Given instruction> Output the entries verbatim, including every line.

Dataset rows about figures
-- BEGIN --

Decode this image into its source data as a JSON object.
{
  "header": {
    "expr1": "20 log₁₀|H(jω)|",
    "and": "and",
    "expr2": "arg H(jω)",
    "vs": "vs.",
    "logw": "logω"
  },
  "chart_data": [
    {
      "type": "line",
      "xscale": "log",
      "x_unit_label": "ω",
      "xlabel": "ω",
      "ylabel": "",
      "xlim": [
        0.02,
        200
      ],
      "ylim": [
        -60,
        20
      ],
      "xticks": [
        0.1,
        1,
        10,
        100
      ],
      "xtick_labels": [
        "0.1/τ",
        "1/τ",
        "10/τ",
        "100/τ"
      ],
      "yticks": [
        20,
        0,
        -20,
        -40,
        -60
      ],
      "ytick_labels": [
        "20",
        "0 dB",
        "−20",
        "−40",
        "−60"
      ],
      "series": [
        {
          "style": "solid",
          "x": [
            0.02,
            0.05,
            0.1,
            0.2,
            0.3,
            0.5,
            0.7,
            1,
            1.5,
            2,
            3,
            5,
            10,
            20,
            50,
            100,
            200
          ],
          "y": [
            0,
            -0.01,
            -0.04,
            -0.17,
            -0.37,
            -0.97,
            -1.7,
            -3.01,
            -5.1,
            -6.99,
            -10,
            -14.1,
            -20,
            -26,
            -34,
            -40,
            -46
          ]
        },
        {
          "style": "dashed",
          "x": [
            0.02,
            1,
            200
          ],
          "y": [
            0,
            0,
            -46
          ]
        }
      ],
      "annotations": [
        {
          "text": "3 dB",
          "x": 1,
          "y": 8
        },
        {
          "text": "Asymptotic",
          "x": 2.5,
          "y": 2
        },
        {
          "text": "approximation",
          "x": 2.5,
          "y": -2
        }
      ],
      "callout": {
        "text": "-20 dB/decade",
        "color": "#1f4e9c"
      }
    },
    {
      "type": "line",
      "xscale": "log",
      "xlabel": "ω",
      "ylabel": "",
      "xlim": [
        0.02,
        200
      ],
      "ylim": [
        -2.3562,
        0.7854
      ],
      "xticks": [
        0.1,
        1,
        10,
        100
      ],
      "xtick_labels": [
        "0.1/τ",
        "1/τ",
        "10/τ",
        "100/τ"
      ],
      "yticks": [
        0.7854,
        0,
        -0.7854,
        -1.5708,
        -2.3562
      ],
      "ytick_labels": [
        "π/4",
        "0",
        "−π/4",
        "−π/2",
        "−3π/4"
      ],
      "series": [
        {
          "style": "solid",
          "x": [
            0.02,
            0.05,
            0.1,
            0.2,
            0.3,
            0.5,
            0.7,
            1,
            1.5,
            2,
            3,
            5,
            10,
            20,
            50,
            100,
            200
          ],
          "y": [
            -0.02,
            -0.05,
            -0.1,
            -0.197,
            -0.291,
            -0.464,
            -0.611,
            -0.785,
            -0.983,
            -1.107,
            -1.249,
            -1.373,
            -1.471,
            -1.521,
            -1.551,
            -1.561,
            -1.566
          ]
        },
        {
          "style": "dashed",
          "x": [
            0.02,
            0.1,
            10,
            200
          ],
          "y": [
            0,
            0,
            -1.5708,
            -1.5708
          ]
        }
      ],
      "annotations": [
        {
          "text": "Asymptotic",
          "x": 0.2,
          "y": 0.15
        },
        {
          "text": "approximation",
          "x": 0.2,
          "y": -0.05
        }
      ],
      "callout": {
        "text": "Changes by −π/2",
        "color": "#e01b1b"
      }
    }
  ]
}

-- END --

Problem solution>
Decode this image into its source data as a JSON object.
{
  "header": {
    "expr1": "20 log₁₀|H(jω)|",
    "and": "and",
    "expr2": "arg H(jω)",
    "vs": "vs.",
    "logw": "logω"
  },
  "chart_data": [
    {
      "type": "line",
      "xscale": "log",
      "x_unit_label": "ω",
      "xlabel": "ω",
      "ylabel": "",
      "xlim": [
        0.02,
        200
      ],
      "ylim": [
        -60,
        20
      ],
      "xticks": [
        0.1,
        1,
        10,
        100
      ],
      "xtick_labels": [
        "0.1/τ",
        "1/τ",
        "10/τ",
        "100/τ"
      ],
      "yticks": [
        20,
        0,
        -20,
        -40,
        -60
      ],
      "ytick_labels": [
        "20",
        "0 dB",
        "−20",
        "−40",
        "−60"
      ],
      "series": [
        {
          "style": "solid",
          "x": [
            0.02,
            0.05,
            0.1,
            0.2,
            0.3,
            0.5,
            0.7,
            1,
            1.5,
            2,
            3,
            5,
            10,
            20,
            50,
            100,
            200
          ],
          "y": [
            0,
            -0.01,
            -0.04,
            -0.17,
            -0.37,
            -0.97,
            -1.7,
            -3.01,
            -5.1,
            -6.99,
            -10,
            -14.1,
            -20,
            -26,
            -34,
            -40,
            -46
          ]
        },
        {
          "style": "dashed",
          "x": [
            0.02,
            1,
            200
          ],
          "y": [
            0,
            0,
            -46
          ]
        }
      ],
      "annotations": [
        {
          "text": "3 dB",
          "x": 1,
          "y": 8
        },
        {
          "text": "Asymptotic",
          "x": 2.5,
          "y": 2
        },
        {
          "text": "approximation",
          "x": 2.5,
          "y": -2
        }
      ],
      "callout": {
        "text": "-20 dB/decade",
        "color": "#1f4e9c"
      }
    },
    {
      "type": "line",
      "xscale": "log",
      "xlabel": "ω",
      "ylabel": "",
      "xlim": [
        0.02,
        200
      ],
      "ylim": [
        -2.3562,
        0.7854
      ],
      "xticks": [
        0.1,
        1,
        10,
        100
      ],
      "xtick_labels": [
        "0.1/τ",
        "1/τ",
        "10/τ",
        "100/τ"
      ],
      "yticks": [
        0.7854,
        0,
        -0.7854,
        -1.5708,
        -2.3562
      ],
      "ytick_labels": [
        "π/4",
        "0",
        "−π/4",
        "−π/2",
        "−3π/4"
      ],
      "series": [
        {
          "style": "solid",
          "x": [
            0.02,
            0.05,
            0.1,
            0.2,
            0.3,
            0.5,
            0.7,
            1,
            1.5,
            2,
            3,
            5,
            10,
            20,
            50,
            100,
            200
          ],
          "y": [
            -0.02,
            -0.05,
            -0.1,
            -0.197,
            -0.291,
            -0.464,
            -0.611,
            -0.785,
            -0.983,
            -1.107,
            -1.249,
            -1.373,
            -1.471,
            -1.521,
            -1.551,
            -1.561,
            -1.566
          ]
        },
        {
          "style": "dashed",
          "x": [
            0.02,
            0.1,
            10,
            200
          ],
          "y": [
            0,
            0,
            -1.5708,
            -1.5708
          ]
        }
      ],
      "annotations": [
        {
          "text": "Asymptotic",
          "x": 0.2,
          "y": 0.15
        },
        {
          "text": "approximation",
          "x": 0.2,
          "y": -0.05
        }
      ],
      "callout": {
        "text": "Changes by −π/2",
        "color": "#e01b1b"
      }
    }
  ]
}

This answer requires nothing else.